> Stated problem: Go through the entries and say how many lines contain the string "Reward". The number is the whole answer.
——
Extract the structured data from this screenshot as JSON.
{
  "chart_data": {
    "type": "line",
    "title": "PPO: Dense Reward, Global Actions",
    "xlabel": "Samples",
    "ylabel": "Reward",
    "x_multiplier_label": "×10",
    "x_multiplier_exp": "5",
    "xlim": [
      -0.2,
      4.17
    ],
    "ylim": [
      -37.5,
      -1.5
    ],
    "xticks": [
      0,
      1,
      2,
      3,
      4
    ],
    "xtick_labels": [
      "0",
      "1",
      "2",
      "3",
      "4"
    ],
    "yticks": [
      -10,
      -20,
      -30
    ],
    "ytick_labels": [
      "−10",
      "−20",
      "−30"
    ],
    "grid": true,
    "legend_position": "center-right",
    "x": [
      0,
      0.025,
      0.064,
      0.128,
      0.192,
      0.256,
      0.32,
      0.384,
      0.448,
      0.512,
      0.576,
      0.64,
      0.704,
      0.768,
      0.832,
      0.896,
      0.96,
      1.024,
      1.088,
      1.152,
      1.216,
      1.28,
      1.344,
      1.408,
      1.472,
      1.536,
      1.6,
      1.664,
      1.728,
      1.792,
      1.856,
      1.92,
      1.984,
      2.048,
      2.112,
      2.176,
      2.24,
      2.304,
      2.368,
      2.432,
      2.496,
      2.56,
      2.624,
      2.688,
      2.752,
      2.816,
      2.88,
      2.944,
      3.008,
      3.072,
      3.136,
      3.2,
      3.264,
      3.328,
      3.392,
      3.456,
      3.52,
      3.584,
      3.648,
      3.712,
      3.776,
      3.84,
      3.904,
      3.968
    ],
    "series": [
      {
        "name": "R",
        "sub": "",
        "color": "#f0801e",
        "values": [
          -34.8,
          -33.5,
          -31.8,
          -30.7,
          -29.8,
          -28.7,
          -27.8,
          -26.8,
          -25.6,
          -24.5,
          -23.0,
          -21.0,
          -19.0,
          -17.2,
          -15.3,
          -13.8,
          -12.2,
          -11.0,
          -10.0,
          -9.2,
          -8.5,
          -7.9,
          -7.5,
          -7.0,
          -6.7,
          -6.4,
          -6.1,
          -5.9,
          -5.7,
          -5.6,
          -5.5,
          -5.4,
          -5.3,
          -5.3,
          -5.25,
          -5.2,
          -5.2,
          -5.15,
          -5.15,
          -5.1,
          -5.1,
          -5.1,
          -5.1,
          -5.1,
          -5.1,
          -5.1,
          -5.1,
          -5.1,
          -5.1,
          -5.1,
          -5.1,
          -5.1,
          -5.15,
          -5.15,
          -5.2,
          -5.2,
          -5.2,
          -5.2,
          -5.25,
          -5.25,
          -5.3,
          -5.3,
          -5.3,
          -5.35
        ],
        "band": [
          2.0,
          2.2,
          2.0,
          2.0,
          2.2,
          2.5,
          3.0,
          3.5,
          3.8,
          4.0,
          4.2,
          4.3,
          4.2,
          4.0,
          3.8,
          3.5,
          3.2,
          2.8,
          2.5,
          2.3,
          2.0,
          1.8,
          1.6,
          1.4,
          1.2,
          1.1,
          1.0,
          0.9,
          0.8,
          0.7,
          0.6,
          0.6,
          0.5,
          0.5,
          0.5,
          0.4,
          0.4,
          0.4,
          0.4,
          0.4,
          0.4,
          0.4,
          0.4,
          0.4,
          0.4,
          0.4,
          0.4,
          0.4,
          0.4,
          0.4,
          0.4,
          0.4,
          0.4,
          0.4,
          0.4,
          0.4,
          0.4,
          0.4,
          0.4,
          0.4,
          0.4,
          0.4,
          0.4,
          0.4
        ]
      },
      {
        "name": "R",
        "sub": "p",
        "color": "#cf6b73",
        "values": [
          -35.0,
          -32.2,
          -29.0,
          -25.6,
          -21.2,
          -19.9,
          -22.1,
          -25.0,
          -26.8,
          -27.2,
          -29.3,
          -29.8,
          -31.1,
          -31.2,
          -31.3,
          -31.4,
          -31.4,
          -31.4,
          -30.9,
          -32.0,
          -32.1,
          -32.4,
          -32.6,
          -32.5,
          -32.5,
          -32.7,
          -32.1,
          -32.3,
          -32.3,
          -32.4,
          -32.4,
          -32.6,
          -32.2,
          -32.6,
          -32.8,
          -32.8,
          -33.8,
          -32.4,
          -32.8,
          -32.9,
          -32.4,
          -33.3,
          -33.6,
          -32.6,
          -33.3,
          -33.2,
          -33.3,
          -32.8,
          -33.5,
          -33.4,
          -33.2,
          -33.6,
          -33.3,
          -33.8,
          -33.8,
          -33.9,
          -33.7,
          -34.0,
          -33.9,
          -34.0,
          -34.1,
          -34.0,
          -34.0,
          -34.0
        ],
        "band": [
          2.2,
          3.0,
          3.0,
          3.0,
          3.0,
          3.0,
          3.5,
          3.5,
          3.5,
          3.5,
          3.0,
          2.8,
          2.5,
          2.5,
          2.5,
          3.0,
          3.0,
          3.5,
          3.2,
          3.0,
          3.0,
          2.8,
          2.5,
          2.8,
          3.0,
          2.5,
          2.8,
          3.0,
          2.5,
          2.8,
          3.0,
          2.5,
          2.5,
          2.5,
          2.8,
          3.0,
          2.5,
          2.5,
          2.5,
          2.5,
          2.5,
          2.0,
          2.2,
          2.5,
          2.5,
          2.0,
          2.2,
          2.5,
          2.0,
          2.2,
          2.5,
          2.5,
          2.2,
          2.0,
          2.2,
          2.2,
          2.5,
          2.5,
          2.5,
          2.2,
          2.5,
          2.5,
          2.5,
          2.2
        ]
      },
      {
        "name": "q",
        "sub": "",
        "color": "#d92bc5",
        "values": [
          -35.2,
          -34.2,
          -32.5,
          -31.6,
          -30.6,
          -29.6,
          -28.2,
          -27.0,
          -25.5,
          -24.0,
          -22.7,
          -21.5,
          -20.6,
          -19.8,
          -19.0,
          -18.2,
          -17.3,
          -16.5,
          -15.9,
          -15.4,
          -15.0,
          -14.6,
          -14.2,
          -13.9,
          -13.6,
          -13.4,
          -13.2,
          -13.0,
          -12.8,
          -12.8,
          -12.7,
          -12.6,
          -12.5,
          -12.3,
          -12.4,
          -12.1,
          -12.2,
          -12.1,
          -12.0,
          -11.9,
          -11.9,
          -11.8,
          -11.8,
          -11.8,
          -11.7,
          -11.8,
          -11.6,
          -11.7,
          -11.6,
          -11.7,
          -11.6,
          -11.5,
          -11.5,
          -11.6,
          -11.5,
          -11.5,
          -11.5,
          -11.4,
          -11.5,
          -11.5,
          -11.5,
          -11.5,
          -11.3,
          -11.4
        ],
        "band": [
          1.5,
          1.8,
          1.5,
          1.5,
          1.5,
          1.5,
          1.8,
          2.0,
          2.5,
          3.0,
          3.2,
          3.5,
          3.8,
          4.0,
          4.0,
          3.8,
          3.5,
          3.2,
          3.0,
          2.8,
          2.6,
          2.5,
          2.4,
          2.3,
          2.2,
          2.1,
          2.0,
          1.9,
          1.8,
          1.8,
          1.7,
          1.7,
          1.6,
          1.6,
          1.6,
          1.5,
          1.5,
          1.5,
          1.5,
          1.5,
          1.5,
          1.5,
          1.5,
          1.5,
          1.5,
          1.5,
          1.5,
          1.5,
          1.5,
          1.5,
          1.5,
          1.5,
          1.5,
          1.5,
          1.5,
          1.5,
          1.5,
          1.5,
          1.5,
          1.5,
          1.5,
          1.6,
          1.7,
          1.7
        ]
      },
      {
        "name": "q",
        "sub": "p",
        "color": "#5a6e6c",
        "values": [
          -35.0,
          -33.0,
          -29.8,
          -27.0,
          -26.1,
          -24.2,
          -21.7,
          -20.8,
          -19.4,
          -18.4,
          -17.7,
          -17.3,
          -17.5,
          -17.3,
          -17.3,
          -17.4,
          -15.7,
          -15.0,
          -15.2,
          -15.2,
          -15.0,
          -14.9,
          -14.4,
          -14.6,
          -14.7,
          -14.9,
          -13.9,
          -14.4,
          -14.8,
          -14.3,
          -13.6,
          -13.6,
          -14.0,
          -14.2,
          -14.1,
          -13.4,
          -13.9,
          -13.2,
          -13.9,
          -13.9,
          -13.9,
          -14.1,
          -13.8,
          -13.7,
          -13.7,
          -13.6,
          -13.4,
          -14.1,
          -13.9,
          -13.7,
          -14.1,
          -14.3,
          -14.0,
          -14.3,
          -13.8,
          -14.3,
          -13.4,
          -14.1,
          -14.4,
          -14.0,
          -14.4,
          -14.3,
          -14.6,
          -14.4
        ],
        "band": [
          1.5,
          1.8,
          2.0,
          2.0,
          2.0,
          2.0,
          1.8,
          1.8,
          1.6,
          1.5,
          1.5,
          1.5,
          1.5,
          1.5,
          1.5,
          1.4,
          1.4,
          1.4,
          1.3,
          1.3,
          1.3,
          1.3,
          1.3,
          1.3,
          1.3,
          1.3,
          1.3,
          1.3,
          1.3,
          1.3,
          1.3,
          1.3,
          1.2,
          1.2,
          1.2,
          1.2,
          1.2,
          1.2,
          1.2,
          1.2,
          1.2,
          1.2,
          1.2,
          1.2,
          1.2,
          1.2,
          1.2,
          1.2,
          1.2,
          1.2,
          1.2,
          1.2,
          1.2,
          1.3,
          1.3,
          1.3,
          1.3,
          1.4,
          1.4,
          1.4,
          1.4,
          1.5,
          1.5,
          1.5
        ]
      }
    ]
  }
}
——
> Worked answer: 2